[A run of records]
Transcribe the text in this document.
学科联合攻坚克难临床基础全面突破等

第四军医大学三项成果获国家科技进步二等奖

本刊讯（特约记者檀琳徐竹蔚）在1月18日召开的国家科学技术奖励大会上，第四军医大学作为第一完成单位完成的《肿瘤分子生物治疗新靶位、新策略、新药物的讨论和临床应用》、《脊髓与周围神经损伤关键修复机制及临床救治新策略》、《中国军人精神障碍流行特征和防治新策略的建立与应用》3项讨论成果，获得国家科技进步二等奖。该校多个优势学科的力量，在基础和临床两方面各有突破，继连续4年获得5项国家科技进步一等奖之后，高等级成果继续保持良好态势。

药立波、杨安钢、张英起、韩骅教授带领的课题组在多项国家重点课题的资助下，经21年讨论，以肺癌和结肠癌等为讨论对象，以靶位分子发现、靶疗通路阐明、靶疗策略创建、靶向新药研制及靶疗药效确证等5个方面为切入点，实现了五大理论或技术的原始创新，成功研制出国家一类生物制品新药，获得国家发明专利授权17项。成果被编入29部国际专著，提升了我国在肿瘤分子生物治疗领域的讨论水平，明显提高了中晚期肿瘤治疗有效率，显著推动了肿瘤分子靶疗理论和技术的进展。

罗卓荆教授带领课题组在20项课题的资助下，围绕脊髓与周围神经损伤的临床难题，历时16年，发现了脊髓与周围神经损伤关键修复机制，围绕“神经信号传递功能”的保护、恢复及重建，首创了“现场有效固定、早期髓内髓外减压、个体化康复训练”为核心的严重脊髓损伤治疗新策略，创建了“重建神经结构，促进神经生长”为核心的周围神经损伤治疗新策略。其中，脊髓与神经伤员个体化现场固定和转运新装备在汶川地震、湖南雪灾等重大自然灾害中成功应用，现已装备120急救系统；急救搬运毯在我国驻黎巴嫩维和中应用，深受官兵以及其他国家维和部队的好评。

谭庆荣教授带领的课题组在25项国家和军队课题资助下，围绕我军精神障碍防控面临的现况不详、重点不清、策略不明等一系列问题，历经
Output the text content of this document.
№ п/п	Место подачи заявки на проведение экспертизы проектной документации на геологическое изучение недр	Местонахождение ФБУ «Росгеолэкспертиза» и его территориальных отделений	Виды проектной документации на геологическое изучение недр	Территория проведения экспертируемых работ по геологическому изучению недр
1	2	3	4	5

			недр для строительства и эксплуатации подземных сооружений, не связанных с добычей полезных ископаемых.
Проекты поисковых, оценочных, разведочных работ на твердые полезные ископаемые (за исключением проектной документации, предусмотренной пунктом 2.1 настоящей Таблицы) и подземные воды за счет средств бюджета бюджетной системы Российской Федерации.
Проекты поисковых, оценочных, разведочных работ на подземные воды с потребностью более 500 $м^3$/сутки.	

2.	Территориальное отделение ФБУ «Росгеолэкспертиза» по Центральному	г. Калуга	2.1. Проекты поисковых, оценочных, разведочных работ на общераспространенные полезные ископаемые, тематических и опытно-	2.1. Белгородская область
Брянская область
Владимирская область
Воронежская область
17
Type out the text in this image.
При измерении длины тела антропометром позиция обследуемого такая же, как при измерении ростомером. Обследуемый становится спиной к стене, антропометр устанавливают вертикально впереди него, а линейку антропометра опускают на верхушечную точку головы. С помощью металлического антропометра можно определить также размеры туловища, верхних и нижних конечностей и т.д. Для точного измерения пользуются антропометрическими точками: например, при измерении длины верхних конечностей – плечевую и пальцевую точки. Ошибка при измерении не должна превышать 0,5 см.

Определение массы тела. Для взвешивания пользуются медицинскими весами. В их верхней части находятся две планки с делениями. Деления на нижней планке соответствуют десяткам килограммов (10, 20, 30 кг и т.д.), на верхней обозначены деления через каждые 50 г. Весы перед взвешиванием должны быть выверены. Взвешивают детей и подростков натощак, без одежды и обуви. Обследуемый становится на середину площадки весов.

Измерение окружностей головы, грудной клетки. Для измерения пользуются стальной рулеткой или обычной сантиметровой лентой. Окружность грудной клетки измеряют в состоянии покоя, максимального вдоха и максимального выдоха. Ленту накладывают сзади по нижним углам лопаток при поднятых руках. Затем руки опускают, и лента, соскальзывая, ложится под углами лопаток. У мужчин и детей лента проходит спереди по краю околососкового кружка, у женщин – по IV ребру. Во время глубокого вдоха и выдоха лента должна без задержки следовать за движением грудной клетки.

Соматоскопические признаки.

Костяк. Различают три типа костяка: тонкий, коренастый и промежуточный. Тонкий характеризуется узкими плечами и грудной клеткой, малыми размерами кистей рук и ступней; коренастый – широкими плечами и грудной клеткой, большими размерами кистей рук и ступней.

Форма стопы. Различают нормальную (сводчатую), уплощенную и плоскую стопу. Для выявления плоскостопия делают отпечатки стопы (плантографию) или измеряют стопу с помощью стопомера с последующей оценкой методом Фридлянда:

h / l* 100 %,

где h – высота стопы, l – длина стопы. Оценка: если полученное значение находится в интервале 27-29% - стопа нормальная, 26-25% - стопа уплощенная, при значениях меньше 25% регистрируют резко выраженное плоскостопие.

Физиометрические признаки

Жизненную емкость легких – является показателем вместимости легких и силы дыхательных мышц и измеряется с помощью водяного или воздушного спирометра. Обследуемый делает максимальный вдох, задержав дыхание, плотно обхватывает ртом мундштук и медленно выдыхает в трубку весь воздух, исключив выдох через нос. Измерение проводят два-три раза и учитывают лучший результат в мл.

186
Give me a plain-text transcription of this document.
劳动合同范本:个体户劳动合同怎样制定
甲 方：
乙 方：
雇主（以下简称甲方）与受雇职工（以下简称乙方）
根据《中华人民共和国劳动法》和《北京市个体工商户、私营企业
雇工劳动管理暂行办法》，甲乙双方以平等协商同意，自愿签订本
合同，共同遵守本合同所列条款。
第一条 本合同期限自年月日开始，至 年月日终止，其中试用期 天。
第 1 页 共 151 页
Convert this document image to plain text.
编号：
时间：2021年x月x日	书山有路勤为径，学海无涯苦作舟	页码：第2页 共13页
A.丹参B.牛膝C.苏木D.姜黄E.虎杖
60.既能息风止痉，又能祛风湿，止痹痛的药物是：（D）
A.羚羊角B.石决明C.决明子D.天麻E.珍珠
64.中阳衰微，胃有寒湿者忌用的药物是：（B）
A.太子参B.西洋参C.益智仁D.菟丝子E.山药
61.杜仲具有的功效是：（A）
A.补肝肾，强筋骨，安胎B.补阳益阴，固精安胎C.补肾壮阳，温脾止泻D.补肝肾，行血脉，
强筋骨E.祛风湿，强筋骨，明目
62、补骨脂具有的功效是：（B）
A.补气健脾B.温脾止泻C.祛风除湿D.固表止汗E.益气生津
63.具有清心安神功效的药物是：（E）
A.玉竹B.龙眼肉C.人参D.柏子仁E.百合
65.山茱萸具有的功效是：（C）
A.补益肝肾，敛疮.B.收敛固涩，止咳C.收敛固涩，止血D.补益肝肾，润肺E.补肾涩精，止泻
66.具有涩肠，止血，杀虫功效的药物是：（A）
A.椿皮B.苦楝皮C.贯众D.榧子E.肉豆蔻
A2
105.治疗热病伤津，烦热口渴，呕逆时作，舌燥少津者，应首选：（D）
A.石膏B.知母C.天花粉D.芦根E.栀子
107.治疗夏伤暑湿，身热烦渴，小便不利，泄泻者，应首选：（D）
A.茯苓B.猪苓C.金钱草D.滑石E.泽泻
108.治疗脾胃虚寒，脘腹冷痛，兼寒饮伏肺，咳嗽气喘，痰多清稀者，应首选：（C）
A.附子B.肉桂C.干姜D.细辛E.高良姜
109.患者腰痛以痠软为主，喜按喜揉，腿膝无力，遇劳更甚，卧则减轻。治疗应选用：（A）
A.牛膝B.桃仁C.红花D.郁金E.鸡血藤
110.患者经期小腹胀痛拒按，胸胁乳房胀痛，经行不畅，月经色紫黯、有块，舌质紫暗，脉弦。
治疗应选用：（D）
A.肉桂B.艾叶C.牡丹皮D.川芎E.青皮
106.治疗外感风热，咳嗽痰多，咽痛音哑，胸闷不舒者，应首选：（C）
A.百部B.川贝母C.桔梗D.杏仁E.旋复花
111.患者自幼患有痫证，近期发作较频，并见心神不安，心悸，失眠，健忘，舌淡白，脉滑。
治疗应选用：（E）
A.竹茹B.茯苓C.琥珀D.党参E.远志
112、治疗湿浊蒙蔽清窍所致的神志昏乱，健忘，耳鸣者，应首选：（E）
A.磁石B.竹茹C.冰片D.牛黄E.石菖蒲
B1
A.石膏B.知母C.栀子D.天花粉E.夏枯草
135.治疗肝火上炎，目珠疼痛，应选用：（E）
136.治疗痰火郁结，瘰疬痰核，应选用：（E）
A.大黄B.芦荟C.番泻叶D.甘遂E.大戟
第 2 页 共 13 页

▶ [WORK TO BE COMPLETED] Reproduce, exactly and with nothing added, the lines from the one that includes "Convert this document image to plain text." through the last line of the material.

▶ [WRITTEN ANSWER]
Convert this document image to plain text.
编号：
时间：2021年x月x日	书山有路勤为径，学海无涯苦作舟	页码：第2页 共13页
A.丹参B.牛膝C.苏木D.姜黄E.虎杖
60.既能息风止痉，又能祛风湿，止痹痛的药物是：（D）
A.羚羊角B.石决明C.决明子D.天麻E.珍珠
64.中阳衰微，胃有寒湿者忌用的药物是：（B）
A.太子参B.西洋参C.益智仁D.菟丝子E.山药
61.杜仲具有的功效是：（A）
A.补肝肾，强筋骨，安胎B.补阳益阴，固精安胎C.补肾壮阳，温脾止泻D.补肝肾，行血脉，
强筋骨E.祛风湿，强筋骨，明目
62、补骨脂具有的功效是：（B）
A.补气健脾B.温脾止泻C.祛风除湿D.固表止汗E.益气生津
63.具有清心安神功效的药物是：（E）
A.玉竹B.龙眼肉C.人参D.柏子仁E.百合
65.山茱萸具有的功效是：（C）
A.补益肝肾，敛疮.B.收敛固涩，止咳C.收敛固涩，止血D.补益肝肾，润肺E.补肾涩精，止泻
66.具有涩肠，止血，杀虫功效的药物是：（A）
A.椿皮B.苦楝皮C.贯众D.榧子E.肉豆蔻
A2
105.治疗热病伤津，烦热口渴，呕逆时作，舌燥少津者，应首选：（D）
A.石膏B.知母C.天花粉D.芦根E.栀子
107.治疗夏伤暑湿，身热烦渴，小便不利，泄泻者，应首选：（D）
A.茯苓B.猪苓C.金钱草D.滑石E.泽泻
108.治疗脾胃虚寒，脘腹冷痛，兼寒饮伏肺，咳嗽气喘，痰多清稀者，应首选：（C）
A.附子B.肉桂C.干姜D.细辛E.高良姜
109.患者腰痛以痠软为主，喜按喜揉，腿膝无力，遇劳更甚，卧则减轻。治疗应选用：（A）
A.牛膝B.桃仁C.红花D.郁金E.鸡血藤
110.患者经期小腹胀痛拒按，胸胁乳房胀痛，经行不畅，月经色紫黯、有块，舌质紫暗，脉弦。
治疗应选用：（D）
A.肉桂B.艾叶C.牡丹皮D.川芎E.青皮
106.治疗外感风热，咳嗽痰多，咽痛音哑，胸闷不舒者，应首选：（C）
A.百部B.川贝母C.桔梗D.杏仁E.旋复花
111.患者自幼患有痫证，近期发作较频，并见心神不安，心悸，失眠，健忘，舌淡白，脉滑。
治疗应选用：（E）
A.竹茹B.茯苓C.琥珀D.党参E.远志
112、治疗湿浊蒙蔽清窍所致的神志昏乱，健忘，耳鸣者，应首选：（E）
A.磁石B.竹茹C.冰片D.牛黄E.石菖蒲
B1
A.石膏B.知母C.栀子D.天花粉E.夏枯草
135.治疗肝火上炎，目珠疼痛，应选用：（E）
136.治疗痰火郁结，瘰疬痰核，应选用：（E）
A.大黄B.芦荟C.番泻叶D.甘遂E.大戟
第 2 页 共 13 页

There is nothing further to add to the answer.